[start of Extracted entries]

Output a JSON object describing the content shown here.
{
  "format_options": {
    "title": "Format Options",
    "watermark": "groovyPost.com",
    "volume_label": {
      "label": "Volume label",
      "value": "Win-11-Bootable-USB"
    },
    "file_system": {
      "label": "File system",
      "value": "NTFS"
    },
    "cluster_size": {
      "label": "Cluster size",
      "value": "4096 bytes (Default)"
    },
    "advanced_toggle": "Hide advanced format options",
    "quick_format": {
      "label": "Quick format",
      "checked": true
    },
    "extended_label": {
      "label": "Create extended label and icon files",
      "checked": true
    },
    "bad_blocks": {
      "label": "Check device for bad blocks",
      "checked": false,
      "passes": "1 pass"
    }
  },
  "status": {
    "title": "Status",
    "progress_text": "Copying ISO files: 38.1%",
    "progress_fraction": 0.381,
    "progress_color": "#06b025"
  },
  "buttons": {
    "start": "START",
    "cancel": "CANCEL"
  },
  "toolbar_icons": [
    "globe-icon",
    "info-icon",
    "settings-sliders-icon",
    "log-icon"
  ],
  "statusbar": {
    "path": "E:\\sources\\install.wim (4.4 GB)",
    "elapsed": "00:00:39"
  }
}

[end of Extracted entries]

-- Task description --
Go through the listing and print each line exactly as it appears.

-- Right answer --
Output a JSON object describing the content shown here.
{
  "format_options": {
    "title": "Format Options",
    "watermark": "groovyPost.com",
    "volume_label": {
      "label": "Volume label",
      "value": "Win-11-Bootable-USB"
    },
    "file_system": {
      "label": "File system",
      "value": "NTFS"
    },
    "cluster_size": {
      "label": "Cluster size",
      "value": "4096 bytes (Default)"
    },
    "advanced_toggle": "Hide advanced format options",
    "quick_format": {
      "label": "Quick format",
      "checked": true
    },
    "extended_label": {
      "label": "Create extended label and icon files",
      "checked": true
    },
    "bad_blocks": {
      "label": "Check device for bad blocks",
      "checked": false,
      "passes": "1 pass"
    }
  },
  "status": {
    "title": "Status",
    "progress_text": "Copying ISO files: 38.1%",
    "progress_fraction": 0.381,
    "progress_color": "#06b025"
  },
  "buttons": {
    "start": "START",
    "cancel": "CANCEL"
  },
  "toolbar_icons": [
    "globe-icon",
    "info-icon",
    "settings-sliders-icon",
    "log-icon"
  ],
  "statusbar": {
    "path": "E:\\sources\\install.wim (4.4 GB)",
    "elapsed": "00:00:39"
  }
}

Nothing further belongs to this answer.